══ MATERIAL FOR THE TASK

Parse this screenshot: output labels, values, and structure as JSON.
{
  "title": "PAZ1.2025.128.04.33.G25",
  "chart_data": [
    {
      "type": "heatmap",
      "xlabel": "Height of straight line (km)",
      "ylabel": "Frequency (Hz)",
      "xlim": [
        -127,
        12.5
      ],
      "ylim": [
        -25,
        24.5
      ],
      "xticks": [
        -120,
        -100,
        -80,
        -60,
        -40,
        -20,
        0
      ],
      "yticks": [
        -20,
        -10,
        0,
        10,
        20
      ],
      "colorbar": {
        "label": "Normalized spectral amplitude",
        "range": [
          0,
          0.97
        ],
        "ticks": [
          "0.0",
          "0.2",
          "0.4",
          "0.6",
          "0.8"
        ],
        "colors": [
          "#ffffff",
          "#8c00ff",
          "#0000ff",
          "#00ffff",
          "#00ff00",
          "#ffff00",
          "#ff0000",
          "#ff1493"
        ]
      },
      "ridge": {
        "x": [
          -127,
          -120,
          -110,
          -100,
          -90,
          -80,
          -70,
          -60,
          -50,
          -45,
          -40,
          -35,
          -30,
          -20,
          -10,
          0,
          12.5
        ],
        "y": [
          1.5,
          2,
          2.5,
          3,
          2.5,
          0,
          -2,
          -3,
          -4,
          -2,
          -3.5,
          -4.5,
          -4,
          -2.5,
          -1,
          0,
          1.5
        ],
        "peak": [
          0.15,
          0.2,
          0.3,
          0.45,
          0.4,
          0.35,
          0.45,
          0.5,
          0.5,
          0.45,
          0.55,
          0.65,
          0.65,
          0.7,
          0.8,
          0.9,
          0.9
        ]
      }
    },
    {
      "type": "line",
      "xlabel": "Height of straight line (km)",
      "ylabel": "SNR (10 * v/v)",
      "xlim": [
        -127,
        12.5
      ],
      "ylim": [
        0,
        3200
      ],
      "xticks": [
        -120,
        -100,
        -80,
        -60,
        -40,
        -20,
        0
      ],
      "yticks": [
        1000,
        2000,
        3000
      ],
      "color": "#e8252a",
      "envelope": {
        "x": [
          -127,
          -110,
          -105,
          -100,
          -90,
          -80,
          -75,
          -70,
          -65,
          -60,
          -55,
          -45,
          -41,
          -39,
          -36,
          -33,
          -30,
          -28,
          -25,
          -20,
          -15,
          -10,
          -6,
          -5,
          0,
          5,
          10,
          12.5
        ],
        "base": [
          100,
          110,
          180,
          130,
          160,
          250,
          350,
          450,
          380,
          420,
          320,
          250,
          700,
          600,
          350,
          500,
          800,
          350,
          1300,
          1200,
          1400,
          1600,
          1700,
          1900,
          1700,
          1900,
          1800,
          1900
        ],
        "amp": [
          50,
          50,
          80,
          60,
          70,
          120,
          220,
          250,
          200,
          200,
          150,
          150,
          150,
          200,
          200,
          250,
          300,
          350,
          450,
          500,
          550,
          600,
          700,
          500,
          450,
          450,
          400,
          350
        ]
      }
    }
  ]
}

════

## TASK DIRECTIONS
Return all of the data word for word.

## ANSWER TO THE EXERCISE
Parse this screenshot: output labels, values, and structure as JSON.
{
  "title": "PAZ1.2025.128.04.33.G25",
  "chart_data": [
    {
      "type": "heatmap",
      "xlabel": "Height of straight line (km)",
      "ylabel": "Frequency (Hz)",
      "xlim": [
        -127,
        12.5
      ],
      "ylim": [
        -25,
        24.5
      ],
      "xticks": [
        -120,
        -100,
        -80,
        -60,
        -40,
        -20,
        0
      ],
      "yticks": [
        -20,
        -10,
        0,
        10,
        20
      ],
      "colorbar": {
        "label": "Normalized spectral amplitude",
        "range": [
          0,
          0.97
        ],
        "ticks": [
          "0.0",
          "0.2",
          "0.4",
          "0.6",
          "0.8"
        ],
        "colors": [
          "#ffffff",
          "#8c00ff",
          "#0000ff",
          "#00ffff",
          "#00ff00",
          "#ffff00",
          "#ff0000",
          "#ff1493"
        ]
      },
      "ridge": {
        "x": [
          -127,
          -120,
          -110,
          -100,
          -90,
          -80,
          -70,
          -60,
          -50,
          -45,
          -40,
          -35,
          -30,
          -20,
          -10,
          0,
          12.5
        ],
        "y": [
          1.5,
          2,
          2.5,
          3,
          2.5,
          0,
          -2,
          -3,
          -4,
          -2,
          -3.5,
          -4.5,
          -4,
          -2.5,
          -1,
          0,
          1.5
        ],
        "peak": [
          0.15,
          0.2,
          0.3,
          0.45,
          0.4,
          0.35,
          0.45,
          0.5,
          0.5,
          0.45,
          0.55,
          0.65,
          0.65,
          0.7,
          0.8,
          0.9,
          0.9
        ]
      }
    },
    {
      "type": "line",
      "xlabel": "Height of straight line (km)",
      "ylabel": "SNR (10 * v/v)",
      "xlim": [
        -127,
        12.5
      ],
      "ylim": [
        0,
        3200
      ],
      "xticks": [
        -120,
        -100,
        -80,
        -60,
        -40,
        -20,
        0
      ],
      "yticks": [
        1000,
        2000,
        3000
      ],
      "color": "#e8252a",
      "envelope": {
        "x": [
          -127,
          -110,
          -105,
          -100,
          -90,
          -80,
          -75,
          -70,
          -65,
          -60,
          -55,
          -45,
          -41,
          -39,
          -36,
          -33,
          -30,
          -28,
          -25,
          -20,
          -15,
          -10,
          -6,
          -5,
          0,
          5,
          10,
          12.5
        ],
        "base": [
          100,
          110,
          180,
          130,
          160,
          250,
          350,
          450,
          380,
          420,
          320,
          250,
          700,
          600,
          350,
          500,
          800,
          350,
          1300,
          1200,
          1400,
          1600,
          1700,
          1900,
          1700,
          1900,
          1800,
          1900
        ],
        "amp": [
          50,
          50,
          80,
          60,
          70,
          120,
          220,
          250,
          200,
          200,
          150,
          150,
          150,
          200,
          200,
          250,
          300,
          350,
          450,
          500,
          550,
          600,
          700,
          500,
          450,
          450,
          400,
          350
        ]
      }
    }
  ]
}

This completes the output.